● **Task input**:
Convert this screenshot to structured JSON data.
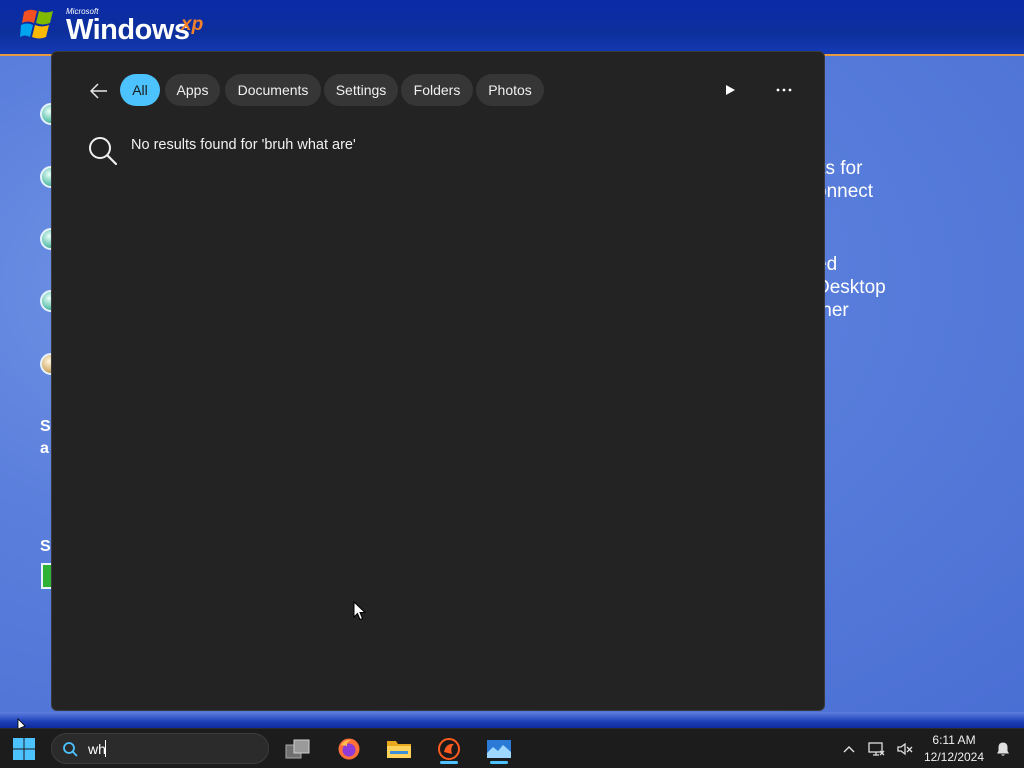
{
  "xp_background": {
    "brand_small": "Microsoft",
    "brand_name": "Windows",
    "brand_suffix": "xp",
    "right_text_block_1": "its for\nonnect",
    "right_text_block_2": "ed\nDesktop\nther",
    "left_letters": [
      "S",
      "a",
      "S"
    ]
  },
  "search_flyout": {
    "filters": [
      "All",
      "Apps",
      "Documents",
      "Settings",
      "Folders",
      "Photos"
    ],
    "active_filter": "All",
    "no_results_text": "No results found for 'bruh what are'"
  },
  "taskbar": {
    "search_value": "wh",
    "pinned_apps": [
      "task-view",
      "firefox",
      "file-explorer",
      "gimp-like-app",
      "remote-desktop-app"
    ],
    "clock_time": "6:11 AM",
    "clock_date": "12/12/2024"
  },
  "colors": {
    "accent": "#4cc2ff",
    "flyout_bg": "#232323",
    "taskbar_bg": "#1c1c1c",
    "xp_blue": "#5a7edc"
  }
}
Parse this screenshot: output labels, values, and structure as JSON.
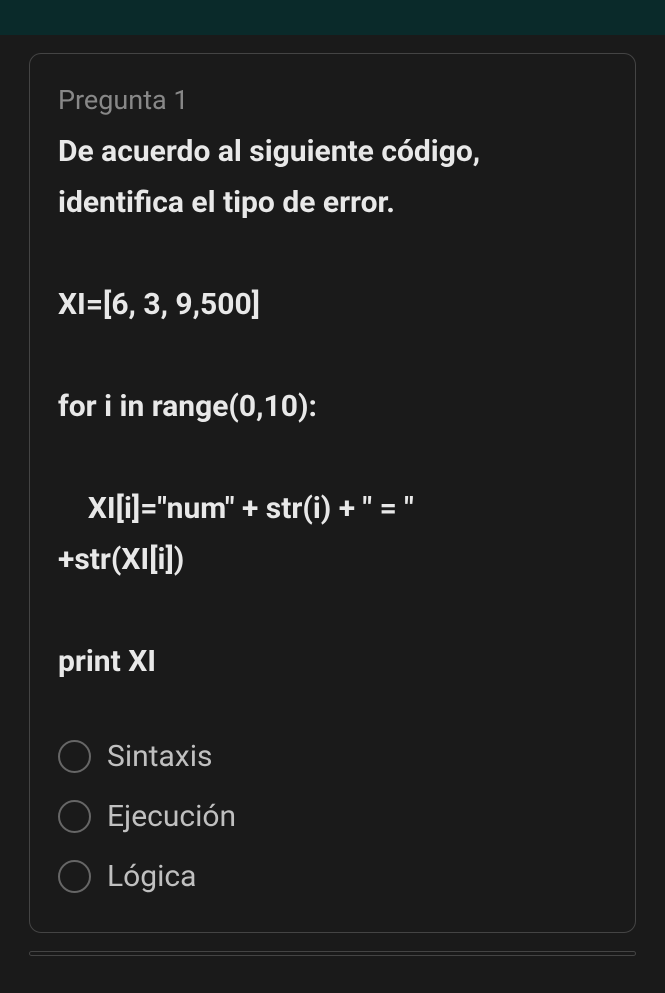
{
  "question": {
    "label": "Pregunta 1",
    "prompt": "De acuerdo al siguiente código, identifica el tipo de error.",
    "code_lines": {
      "l1": "XI=[6, 3, 9,500]",
      "l2": "for i in range(0,10):",
      "l3a": "    XI[i]=\"num\" + str(i) + \" = \"",
      "l3b": "+str(XI[i])",
      "l4": "print XI"
    },
    "options": [
      {
        "label": "Sintaxis"
      },
      {
        "label": "Ejecución"
      },
      {
        "label": "Lógica"
      }
    ]
  }
}
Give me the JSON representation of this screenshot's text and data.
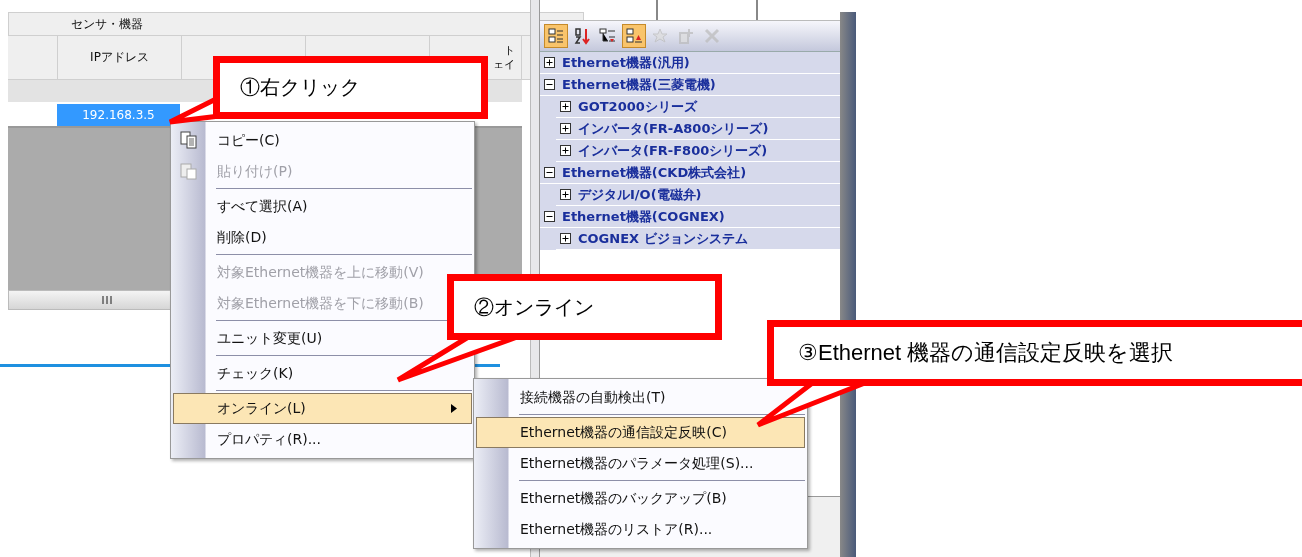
{
  "grid": {
    "group_header": "センサ・機器",
    "columns": [
      {
        "lines": [
          "IPアドレス"
        ]
      },
      {
        "lines": [
          "ト",
          "ェイ"
        ]
      }
    ],
    "rows": [
      {
        "cells": [
          "192.168.3.5"
        ],
        "selected": true
      }
    ]
  },
  "tree_toolbar": [
    {
      "selected": true,
      "disabled": false
    },
    {
      "selected": false,
      "disabled": false
    },
    {
      "selected": false,
      "disabled": false
    },
    {
      "selected": true,
      "disabled": false
    },
    {
      "selected": false,
      "disabled": true
    },
    {
      "selected": false,
      "disabled": true
    },
    {
      "selected": false,
      "disabled": true
    }
  ],
  "tree": [
    {
      "label": "Ethernet機器(汎用)",
      "expanded": false
    },
    {
      "label": "Ethernet機器(三菱電機)",
      "expanded": true,
      "children": [
        {
          "label": "GOT2000シリーズ",
          "expanded": false
        },
        {
          "label": "インバータ(FR-A800シリーズ)",
          "expanded": false
        },
        {
          "label": "インバータ(FR-F800シリーズ)",
          "expanded": false
        }
      ]
    },
    {
      "label": "Ethernet機器(CKD株式会社)",
      "expanded": true,
      "children": [
        {
          "label": "デジタルI/O(電磁弁)",
          "expanded": false
        }
      ]
    },
    {
      "label": "Ethernet機器(COGNEX)",
      "expanded": true,
      "children": [
        {
          "label": "COGNEX ビジョンシステム",
          "expanded": false
        }
      ]
    }
  ],
  "context_menu": [
    {
      "kind": "item",
      "label": "コピー(C)",
      "disabled": false,
      "selected": false,
      "submenu": false
    },
    {
      "kind": "item",
      "label": "貼り付け(P)",
      "disabled": true,
      "selected": false,
      "submenu": false
    },
    {
      "kind": "separator"
    },
    {
      "kind": "item",
      "label": "すべて選択(A)",
      "disabled": false,
      "selected": false,
      "submenu": false
    },
    {
      "kind": "item",
      "label": "削除(D)",
      "disabled": false,
      "selected": false,
      "submenu": false
    },
    {
      "kind": "separator"
    },
    {
      "kind": "item",
      "label": "対象Ethernet機器を上に移動(V)",
      "disabled": true,
      "selected": false,
      "submenu": false
    },
    {
      "kind": "item",
      "label": "対象Ethernet機器を下に移動(B)",
      "disabled": true,
      "selected": false,
      "submenu": false
    },
    {
      "kind": "separator"
    },
    {
      "kind": "item",
      "label": "ユニット変更(U)",
      "disabled": false,
      "selected": false,
      "submenu": false
    },
    {
      "kind": "separator"
    },
    {
      "kind": "item",
      "label": "チェック(K)",
      "disabled": false,
      "selected": false,
      "submenu": false
    },
    {
      "kind": "separator"
    },
    {
      "kind": "item",
      "label": "オンライン(L)",
      "disabled": false,
      "selected": true,
      "submenu": true
    },
    {
      "kind": "item",
      "label": "プロパティ(R)...",
      "disabled": false,
      "selected": false,
      "submenu": false
    }
  ],
  "submenu": [
    {
      "kind": "item",
      "label": "接続機器の自動検出(T)",
      "disabled": false,
      "selected": false,
      "submenu": false
    },
    {
      "kind": "separator"
    },
    {
      "kind": "item",
      "label": "Ethernet機器の通信設定反映(C)",
      "disabled": false,
      "selected": true,
      "submenu": false
    },
    {
      "kind": "item",
      "label": "Ethernet機器のパラメータ処理(S)...",
      "disabled": false,
      "selected": false,
      "submenu": false
    },
    {
      "kind": "separator"
    },
    {
      "kind": "item",
      "label": "Ethernet機器のバックアップ(B)",
      "disabled": false,
      "selected": false,
      "submenu": false
    },
    {
      "kind": "item",
      "label": "Ethernet機器のリストア(R)...",
      "disabled": false,
      "selected": false,
      "submenu": false
    }
  ],
  "callouts": [
    {
      "text": "①右クリック"
    },
    {
      "text": "②オンライン"
    },
    {
      "text": "③Ethernet 機器の通信設定反映を選択"
    }
  ]
}
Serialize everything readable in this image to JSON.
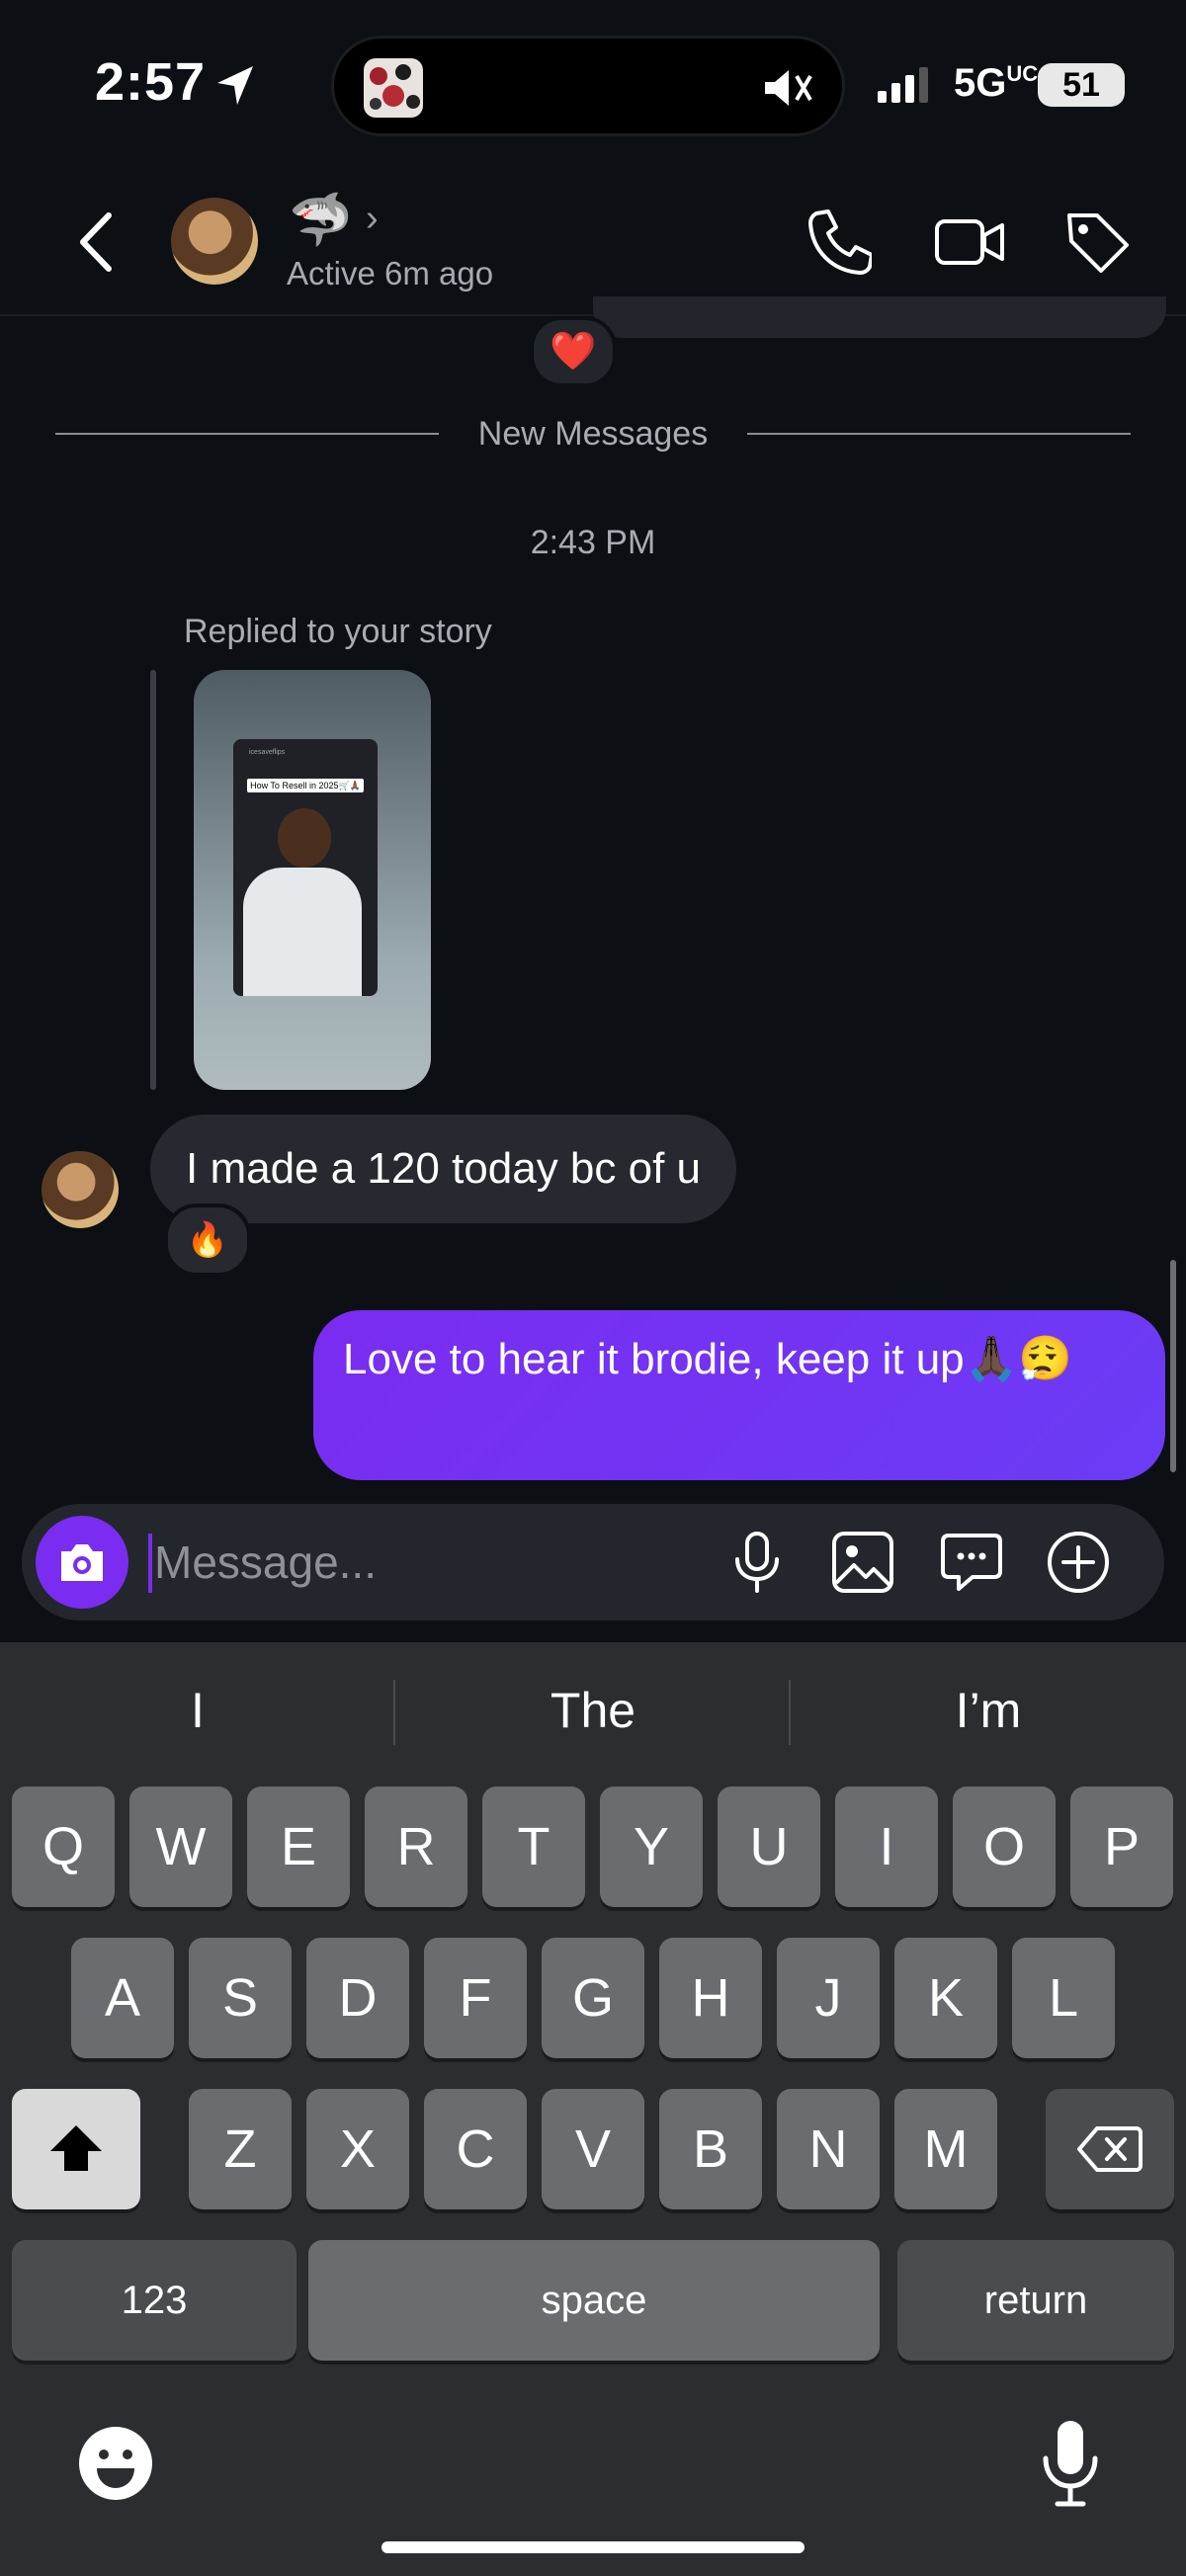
{
  "status_bar": {
    "time": "2:57",
    "network": "5G",
    "battery": "51"
  },
  "header": {
    "contact_emoji": "🦈",
    "active_status": "Active 6m ago"
  },
  "chat": {
    "previous_reaction": "❤️",
    "new_messages_label": "New Messages",
    "timestamp": "2:43 PM",
    "replied_label": "Replied to your story",
    "story": {
      "top_text": "icesaveflips",
      "overlay_text": "How To Resell in 2025🛒🙏🏾"
    },
    "incoming_message": "I made a 120 today bc of u",
    "incoming_reaction": "🔥",
    "outgoing_message": "Love to hear it brodie, keep it up🙏🏿😮‍💨"
  },
  "composer": {
    "placeholder": "Message..."
  },
  "keyboard": {
    "suggestions": [
      "I",
      "The",
      "I’m"
    ],
    "row1": [
      "Q",
      "W",
      "E",
      "R",
      "T",
      "Y",
      "U",
      "I",
      "O",
      "P"
    ],
    "row2": [
      "A",
      "S",
      "D",
      "F",
      "G",
      "H",
      "J",
      "K",
      "L"
    ],
    "row3": [
      "Z",
      "X",
      "C",
      "V",
      "B",
      "N",
      "M"
    ],
    "numbers_label": "123",
    "space_label": "space",
    "return_label": "return"
  },
  "colors": {
    "background": "#0c0f14",
    "accent": "#7a2cf0",
    "bubble_in": "#26292f",
    "keyboard": "#2b2d30"
  }
}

● **What the task asks**:
Repeat all the records above exactly, leaving out any pictures.

● **Reply**:
Convert this screenshot to structured JSON data.
{
  "xp_background": {
    "brand_small": "Microsoft",
    "brand_name": "Windows",
    "brand_suffix": "xp",
    "right_text_block_1": "its for\nonnect",
    "right_text_block_2": "ed\nDesktop\nther",
    "left_letters": [
      "S",
      "a",
      "S"
    ]
  },
  "search_flyout": {
    "filters": [
      "All",
      "Apps",
      "Documents",
      "Settings",
      "Folders",
      "Photos"
    ],
    "active_filter": "All",
    "no_results_text": "No results found for 'bruh what are'"
  },
  "taskbar": {
    "search_value": "wh",
    "pinned_apps": [
      "task-view",
      "firefox",
      "file-explorer",
      "gimp-like-app",
      "remote-desktop-app"
    ],
    "clock_time": "6:11 AM",
    "clock_date": "12/12/2024"
  },
  "colors": {
    "accent": "#4cc2ff",
    "flyout_bg": "#232323",
    "taskbar_bg": "#1c1c1c",
    "xp_blue": "#5a7edc"
  }
}
Parse this screenshot: output labels, values, and structure as JSON.
{
  "question": {
    "label": "Pregunta 1",
    "prompt": "De acuerdo al siguiente código, identifica el tipo de error.",
    "code_lines": {
      "l1": "XI=[6, 3, 9,500]",
      "l2": "for i in range(0,10):",
      "l3a": "    XI[i]=\"num\" + str(i) + \" = \"",
      "l3b": "+str(XI[i])",
      "l4": "print XI"
    },
    "options": [
      {
        "label": "Sintaxis"
      },
      {
        "label": "Ejecución"
      },
      {
        "label": "Lógica"
      }
    ]
  }
}
Give me the JSON representation of this screenshot's text and data.
{
  "grid": {
    "group_header": "センサ・機器",
    "columns": [
      {
        "lines": [
          "IPアドレス"
        ]
      },
      {
        "lines": [
          "ト",
          "ェイ"
        ]
      }
    ],
    "rows": [
      {
        "cells": [
          "192.168.3.5"
        ],
        "selected": true
      }
    ]
  },
  "tree_toolbar": [
    {
      "selected": true,
      "disabled": false
    },
    {
      "selected": false,
      "disabled": false
    },
    {
      "selected": false,
      "disabled": false
    },
    {
      "selected": true,
      "disabled": false
    },
    {
      "selected": false,
      "disabled": true
    },
    {
      "selected": false,
      "disabled": true
    },
    {
      "selected": false,
      "disabled": true
    }
  ],
  "tree": [
    {
      "label": "Ethernet機器(汎用)",
      "expanded": false
    },
    {
      "label": "Ethernet機器(三菱電機)",
      "expanded": true,
      "children": [
        {
          "label": "GOT2000シリーズ",
          "expanded": false
        },
        {
          "label": "インバータ(FR-A800シリーズ)",
          "expanded": false
        },
        {
          "label": "インバータ(FR-F800シリーズ)",
          "expanded": false
        }
      ]
    },
    {
      "label": "Ethernet機器(CKD株式会社)",
      "expanded": true,
      "children": [
        {
          "label": "デジタルI/O(電磁弁)",
          "expanded": false
        }
      ]
    },
    {
      "label": "Ethernet機器(COGNEX)",
      "expanded": true,
      "children": [
        {
          "label": "COGNEX ビジョンシステム",
          "expanded": false
        }
      ]
    }
  ],
  "context_menu": [
    {
      "kind": "item",
      "label": "コピー(C)",
      "disabled": false,
      "selected": false,
      "submenu": false
    },
    {
      "kind": "item",
      "label": "貼り付け(P)",
      "disabled": true,
      "selected": false,
      "submenu": false
    },
    {
      "kind": "separator"
    },
    {
      "kind": "item",
      "label": "すべて選択(A)",
      "disabled": false,
      "selected": false,
      "submenu": false
    },
    {
      "kind": "item",
      "label": "削除(D)",
      "disabled": false,
      "selected": false,
      "submenu": false
    },
    {
      "kind": "separator"
    },
    {
      "kind": "item",
      "label": "対象Ethernet機器を上に移動(V)",
      "disabled": true,
      "selected": false,
      "submenu": false
    },
    {
      "kind": "item",
      "label": "対象Ethernet機器を下に移動(B)",
      "disabled": true,
      "selected": false,
      "submenu": false
    },
    {
      "kind": "separator"
    },
    {
      "kind": "item",
      "label": "ユニット変更(U)",
      "disabled": false,
      "selected": false,
      "submenu": false
    },
    {
      "kind": "separator"
    },
    {
      "kind": "item",
      "label": "チェック(K)",
      "disabled": false,
      "selected": false,
      "submenu": false
    },
    {
      "kind": "separator"
    },
    {
      "kind": "item",
      "label": "オンライン(L)",
      "disabled": false,
      "selected": true,
      "submenu": true
    },
    {
      "kind": "item",
      "label": "プロパティ(R)...",
      "disabled": false,
      "selected": false,
      "submenu": false
    }
  ],
  "submenu": [
    {
      "kind": "item",
      "label": "接続機器の自動検出(T)",
      "disabled": false,
      "selected": false,
      "submenu": false
    },
    {
      "kind": "separator"
    },
    {
      "kind": "item",
      "label": "Ethernet機器の通信設定反映(C)",
      "disabled": false,
      "selected": true,
      "submenu": false
    },
    {
      "kind": "item",
      "label": "Ethernet機器のパラメータ処理(S)...",
      "disabled": false,
      "selected": false,
      "submenu": false
    },
    {
      "kind": "separator"
    },
    {
      "kind": "item",
      "label": "Ethernet機器のバックアップ(B)",
      "disabled": false,
      "selected": false,
      "submenu": false
    },
    {
      "kind": "item",
      "label": "Ethernet機器のリストア(R)...",
      "disabled": false,
      "selected": false,
      "submenu": false
    }
  ],
  "callouts": [
    {
      "text": "①右クリック"
    },
    {
      "text": "②オンライン"
    },
    {
      "text": "③Ethernet 機器の通信設定反映を選択"
    }
  ]
}
Serialize everything readable in this image to JSON.
{
  "status_bar": {
    "time": "2:57",
    "network": "5G",
    "battery": "51"
  },
  "header": {
    "contact_emoji": "🦈",
    "active_status": "Active 6m ago"
  },
  "chat": {
    "previous_reaction": "❤️",
    "new_messages_label": "New Messages",
    "timestamp": "2:43 PM",
    "replied_label": "Replied to your story",
    "story": {
      "top_text": "icesaveflips",
      "overlay_text": "How To Resell in 2025🛒🙏🏾"
    },
    "incoming_message": "I made a 120 today bc of u",
    "incoming_reaction": "🔥",
    "outgoing_message": "Love to hear it brodie, keep it up🙏🏿😮‍💨"
  },
  "composer": {
    "placeholder": "Message..."
  },
  "keyboard": {
    "suggestions": [
      "I",
      "The",
      "I’m"
    ],
    "row1": [
      "Q",
      "W",
      "E",
      "R",
      "T",
      "Y",
      "U",
      "I",
      "O",
      "P"
    ],
    "row2": [
      "A",
      "S",
      "D",
      "F",
      "G",
      "H",
      "J",
      "K",
      "L"
    ],
    "row3": [
      "Z",
      "X",
      "C",
      "V",
      "B",
      "N",
      "M"
    ],
    "numbers_label": "123",
    "space_label": "space",
    "return_label": "return"
  },
  "colors": {
    "background": "#0c0f14",
    "accent": "#7a2cf0",
    "bubble_in": "#26292f",
    "keyboard": "#2b2d30"
  }
}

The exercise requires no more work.